= MATERIAL TO PROCESS =
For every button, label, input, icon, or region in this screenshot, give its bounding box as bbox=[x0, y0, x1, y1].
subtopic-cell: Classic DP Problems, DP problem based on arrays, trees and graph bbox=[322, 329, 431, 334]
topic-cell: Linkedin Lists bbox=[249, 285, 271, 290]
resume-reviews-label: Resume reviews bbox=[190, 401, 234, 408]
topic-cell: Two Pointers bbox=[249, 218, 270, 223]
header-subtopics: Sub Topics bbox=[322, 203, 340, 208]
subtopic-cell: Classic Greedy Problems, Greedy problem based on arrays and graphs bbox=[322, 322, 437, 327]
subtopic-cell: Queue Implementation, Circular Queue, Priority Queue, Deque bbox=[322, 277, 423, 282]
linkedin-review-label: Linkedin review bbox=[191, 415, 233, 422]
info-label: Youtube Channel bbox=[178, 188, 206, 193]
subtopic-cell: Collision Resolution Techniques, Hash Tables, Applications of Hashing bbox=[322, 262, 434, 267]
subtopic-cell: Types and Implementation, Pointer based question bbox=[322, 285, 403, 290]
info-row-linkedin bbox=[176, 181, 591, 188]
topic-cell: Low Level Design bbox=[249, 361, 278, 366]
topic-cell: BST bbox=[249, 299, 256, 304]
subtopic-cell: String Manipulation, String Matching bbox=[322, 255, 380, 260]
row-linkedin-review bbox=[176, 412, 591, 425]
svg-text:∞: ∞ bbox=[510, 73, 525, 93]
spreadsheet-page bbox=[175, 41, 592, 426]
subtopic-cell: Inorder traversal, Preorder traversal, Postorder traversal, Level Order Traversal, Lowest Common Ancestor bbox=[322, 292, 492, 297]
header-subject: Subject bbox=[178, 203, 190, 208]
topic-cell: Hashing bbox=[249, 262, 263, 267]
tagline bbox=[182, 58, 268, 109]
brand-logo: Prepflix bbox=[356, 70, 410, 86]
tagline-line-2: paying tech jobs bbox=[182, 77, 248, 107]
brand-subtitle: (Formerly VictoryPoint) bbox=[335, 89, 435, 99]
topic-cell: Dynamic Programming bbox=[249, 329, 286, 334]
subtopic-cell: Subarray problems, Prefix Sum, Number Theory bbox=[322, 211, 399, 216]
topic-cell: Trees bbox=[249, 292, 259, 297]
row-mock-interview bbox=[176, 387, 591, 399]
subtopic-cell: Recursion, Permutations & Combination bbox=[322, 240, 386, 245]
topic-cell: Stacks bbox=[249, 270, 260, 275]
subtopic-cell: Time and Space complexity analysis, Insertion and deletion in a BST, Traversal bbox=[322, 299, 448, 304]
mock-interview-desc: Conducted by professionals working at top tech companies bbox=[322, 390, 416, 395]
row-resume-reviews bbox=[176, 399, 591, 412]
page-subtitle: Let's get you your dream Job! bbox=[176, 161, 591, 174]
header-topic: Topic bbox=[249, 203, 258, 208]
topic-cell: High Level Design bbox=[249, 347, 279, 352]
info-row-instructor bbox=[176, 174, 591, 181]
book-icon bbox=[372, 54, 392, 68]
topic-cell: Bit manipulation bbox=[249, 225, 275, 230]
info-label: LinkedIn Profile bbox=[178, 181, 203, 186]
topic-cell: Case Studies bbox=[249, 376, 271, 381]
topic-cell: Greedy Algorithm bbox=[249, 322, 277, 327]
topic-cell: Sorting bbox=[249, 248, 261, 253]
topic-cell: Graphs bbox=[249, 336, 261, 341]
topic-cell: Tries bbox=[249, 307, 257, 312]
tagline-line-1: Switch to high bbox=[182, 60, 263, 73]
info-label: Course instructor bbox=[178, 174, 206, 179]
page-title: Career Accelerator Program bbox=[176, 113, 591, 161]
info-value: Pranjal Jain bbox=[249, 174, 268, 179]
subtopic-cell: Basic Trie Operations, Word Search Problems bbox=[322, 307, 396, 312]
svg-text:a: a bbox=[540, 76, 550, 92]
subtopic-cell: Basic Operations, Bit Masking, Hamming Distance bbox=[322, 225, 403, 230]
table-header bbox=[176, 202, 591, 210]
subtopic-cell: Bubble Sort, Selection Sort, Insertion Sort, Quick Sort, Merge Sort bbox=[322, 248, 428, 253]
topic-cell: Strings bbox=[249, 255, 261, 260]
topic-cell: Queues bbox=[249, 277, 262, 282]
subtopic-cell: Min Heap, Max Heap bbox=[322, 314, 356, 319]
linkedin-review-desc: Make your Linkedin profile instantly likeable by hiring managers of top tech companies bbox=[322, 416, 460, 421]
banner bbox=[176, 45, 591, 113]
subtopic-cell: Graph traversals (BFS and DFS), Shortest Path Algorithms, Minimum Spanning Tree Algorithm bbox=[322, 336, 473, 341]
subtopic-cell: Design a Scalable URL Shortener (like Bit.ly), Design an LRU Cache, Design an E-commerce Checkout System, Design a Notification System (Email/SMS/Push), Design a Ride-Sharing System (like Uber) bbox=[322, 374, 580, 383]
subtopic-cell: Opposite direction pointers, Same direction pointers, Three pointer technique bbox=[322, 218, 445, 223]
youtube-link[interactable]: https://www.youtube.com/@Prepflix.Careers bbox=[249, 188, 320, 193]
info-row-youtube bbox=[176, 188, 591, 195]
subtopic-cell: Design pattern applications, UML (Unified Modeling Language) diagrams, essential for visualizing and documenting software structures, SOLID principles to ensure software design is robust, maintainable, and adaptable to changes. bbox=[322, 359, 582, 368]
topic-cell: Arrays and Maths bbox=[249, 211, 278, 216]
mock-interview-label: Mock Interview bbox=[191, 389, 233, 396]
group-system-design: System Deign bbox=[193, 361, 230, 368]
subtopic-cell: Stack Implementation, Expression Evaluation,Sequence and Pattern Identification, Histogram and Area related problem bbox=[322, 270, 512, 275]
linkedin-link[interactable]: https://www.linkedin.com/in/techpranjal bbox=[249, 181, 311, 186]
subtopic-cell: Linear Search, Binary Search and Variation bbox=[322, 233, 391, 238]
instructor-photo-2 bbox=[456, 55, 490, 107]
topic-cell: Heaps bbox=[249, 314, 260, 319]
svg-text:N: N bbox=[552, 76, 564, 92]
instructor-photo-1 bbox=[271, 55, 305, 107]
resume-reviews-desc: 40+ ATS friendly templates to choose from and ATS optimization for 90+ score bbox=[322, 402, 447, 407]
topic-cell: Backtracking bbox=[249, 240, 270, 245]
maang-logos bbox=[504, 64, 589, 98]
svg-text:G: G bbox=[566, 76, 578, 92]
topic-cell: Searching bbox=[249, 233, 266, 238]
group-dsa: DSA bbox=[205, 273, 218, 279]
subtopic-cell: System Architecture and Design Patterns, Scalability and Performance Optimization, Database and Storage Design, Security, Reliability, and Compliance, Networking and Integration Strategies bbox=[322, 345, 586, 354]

= GIVEN PROBLEM =
Can you give all of the data again, with every "Sub Topics" swapped for "Subtopics" and everything else unchanged?

= SOLUTION FOR THIS TASK =
For every button, label, input, icon, or region in this screenshot, give its bounding box as bbox=[x0, y0, x1, y1].
subtopic-cell: Classic DP Problems, DP problem based on arrays, trees and graph bbox=[322, 329, 431, 334]
topic-cell: Linkedin Lists bbox=[249, 285, 271, 290]
resume-reviews-label: Resume reviews bbox=[190, 401, 234, 408]
topic-cell: Two Pointers bbox=[249, 218, 270, 223]
header-subtopics: Subtopics bbox=[322, 203, 340, 208]
subtopic-cell: Classic Greedy Problems, Greedy problem based on arrays and graphs bbox=[322, 322, 437, 327]
subtopic-cell: Queue Implementation, Circular Queue, Priority Queue, Deque bbox=[322, 277, 423, 282]
linkedin-review-label: Linkedin review bbox=[191, 415, 233, 422]
info-label: Youtube Channel bbox=[178, 188, 206, 193]
subtopic-cell: Collision Resolution Techniques, Hash Tables, Applications of Hashing bbox=[322, 262, 434, 267]
subtopic-cell: Types and Implementation, Pointer based question bbox=[322, 285, 403, 290]
info-row-linkedin bbox=[176, 181, 591, 188]
topic-cell: Low Level Design bbox=[249, 361, 278, 366]
topic-cell: BST bbox=[249, 299, 256, 304]
subtopic-cell: String Manipulation, String Matching bbox=[322, 255, 380, 260]
row-linkedin-review bbox=[176, 412, 591, 425]
svg-text:∞: ∞ bbox=[510, 73, 525, 93]
spreadsheet-page bbox=[175, 41, 592, 426]
subtopic-cell: Inorder traversal, Preorder traversal, Postorder traversal, Level Order Traversal, Lowest Common Ancestor bbox=[322, 292, 492, 297]
header-subject: Subject bbox=[178, 203, 190, 208]
topic-cell: Hashing bbox=[249, 262, 263, 267]
tagline bbox=[182, 58, 268, 109]
brand-logo: Prepflix bbox=[356, 70, 410, 86]
tagline-line-2: paying tech jobs bbox=[182, 77, 248, 107]
brand-subtitle: (Formerly VictoryPoint) bbox=[335, 89, 435, 99]
topic-cell: Dynamic Programming bbox=[249, 329, 286, 334]
subtopic-cell: Subarray problems, Prefix Sum, Number Theory bbox=[322, 211, 399, 216]
topic-cell: Trees bbox=[249, 292, 259, 297]
row-mock-interview bbox=[176, 387, 591, 399]
subtopic-cell: Recursion, Permutations & Combination bbox=[322, 240, 386, 245]
topic-cell: Stacks bbox=[249, 270, 260, 275]
subtopic-cell: Time and Space complexity analysis, Insertion and deletion in a BST, Traversal bbox=[322, 299, 448, 304]
mock-interview-desc: Conducted by professionals working at top tech companies bbox=[322, 390, 416, 395]
row-resume-reviews bbox=[176, 399, 591, 412]
page-subtitle: Let's get you your dream Job! bbox=[176, 161, 591, 174]
header-topic: Topic bbox=[249, 203, 258, 208]
topic-cell: High Level Design bbox=[249, 347, 279, 352]
info-row-instructor bbox=[176, 174, 591, 181]
book-icon bbox=[372, 54, 392, 68]
topic-cell: Bit manipulation bbox=[249, 225, 275, 230]
info-label: LinkedIn Profile bbox=[178, 181, 203, 186]
topic-cell: Case Studies bbox=[249, 376, 271, 381]
topic-cell: Greedy Algorithm bbox=[249, 322, 277, 327]
topic-cell: Sorting bbox=[249, 248, 261, 253]
topic-cell: Graphs bbox=[249, 336, 261, 341]
topic-cell: Tries bbox=[249, 307, 257, 312]
tagline-line-1: Switch to high bbox=[182, 60, 263, 73]
info-label: Course instructor bbox=[178, 174, 206, 179]
page-title: Career Accelerator Program bbox=[176, 113, 591, 161]
info-value: Pranjal Jain bbox=[249, 174, 268, 179]
subtopic-cell: Basic Trie Operations, Word Search Problems bbox=[322, 307, 396, 312]
svg-text:a: a bbox=[540, 76, 550, 92]
subtopic-cell: Basic Operations, Bit Masking, Hamming Distance bbox=[322, 225, 403, 230]
table-header bbox=[176, 202, 591, 210]
subtopic-cell: Bubble Sort, Selection Sort, Insertion Sort, Quick Sort, Merge Sort bbox=[322, 248, 428, 253]
topic-cell: Strings bbox=[249, 255, 261, 260]
topic-cell: Queues bbox=[249, 277, 262, 282]
subtopic-cell: Min Heap, Max Heap bbox=[322, 314, 356, 319]
linkedin-review-desc: Make your Linkedin profile instantly likeable by hiring managers of top tech companies bbox=[322, 416, 460, 421]
banner bbox=[176, 45, 591, 113]
subtopic-cell: Graph traversals (BFS and DFS), Shortest Path Algorithms, Minimum Spanning Tree Algorithm bbox=[322, 336, 473, 341]
subtopic-cell: Design a Scalable URL Shortener (like Bit.ly), Design an LRU Cache, Design an E-commerce Checkout System, Design a Notification System (Email/SMS/Push), Design a Ride-Sharing System (like Uber) bbox=[322, 374, 580, 383]
subtopic-cell: Opposite direction pointers, Same direction pointers, Three pointer technique bbox=[322, 218, 445, 223]
youtube-link[interactable]: https://www.youtube.com/@Prepflix.Careers bbox=[249, 188, 320, 193]
info-row-youtube bbox=[176, 188, 591, 195]
subtopic-cell: Design pattern applications, UML (Unified Modeling Language) diagrams, essential for visualizing and documenting software structures, SOLID principles to ensure software design is robust, maintainable, and adaptable to changes. bbox=[322, 359, 582, 368]
topic-cell: Arrays and Maths bbox=[249, 211, 278, 216]
mock-interview-label: Mock Interview bbox=[191, 389, 233, 396]
group-system-design: System Deign bbox=[193, 361, 230, 368]
subtopic-cell: Stack Implementation, Expression Evaluation,Sequence and Pattern Identification, Histogram and Area related problem bbox=[322, 270, 512, 275]
linkedin-link[interactable]: https://www.linkedin.com/in/techpranjal bbox=[249, 181, 311, 186]
subtopic-cell: Linear Search, Binary Search and Variation bbox=[322, 233, 391, 238]
instructor-photo-2 bbox=[456, 55, 490, 107]
topic-cell: Heaps bbox=[249, 314, 260, 319]
svg-text:N: N bbox=[552, 76, 564, 92]
instructor-photo-1 bbox=[271, 55, 305, 107]
resume-reviews-desc: 40+ ATS friendly templates to choose from and ATS optimization for 90+ score bbox=[322, 402, 447, 407]
topic-cell: Backtracking bbox=[249, 240, 270, 245]
maang-logos bbox=[504, 64, 589, 98]
svg-text:G: G bbox=[566, 76, 578, 92]
topic-cell: Searching bbox=[249, 233, 266, 238]
group-dsa: DSA bbox=[205, 273, 218, 279]
subtopic-cell: System Architecture and Design Patterns, Scalability and Performance Optimization, Database and Storage Design, Security, Reliability, and Compliance, Networking and Integration Strategies bbox=[322, 345, 586, 354]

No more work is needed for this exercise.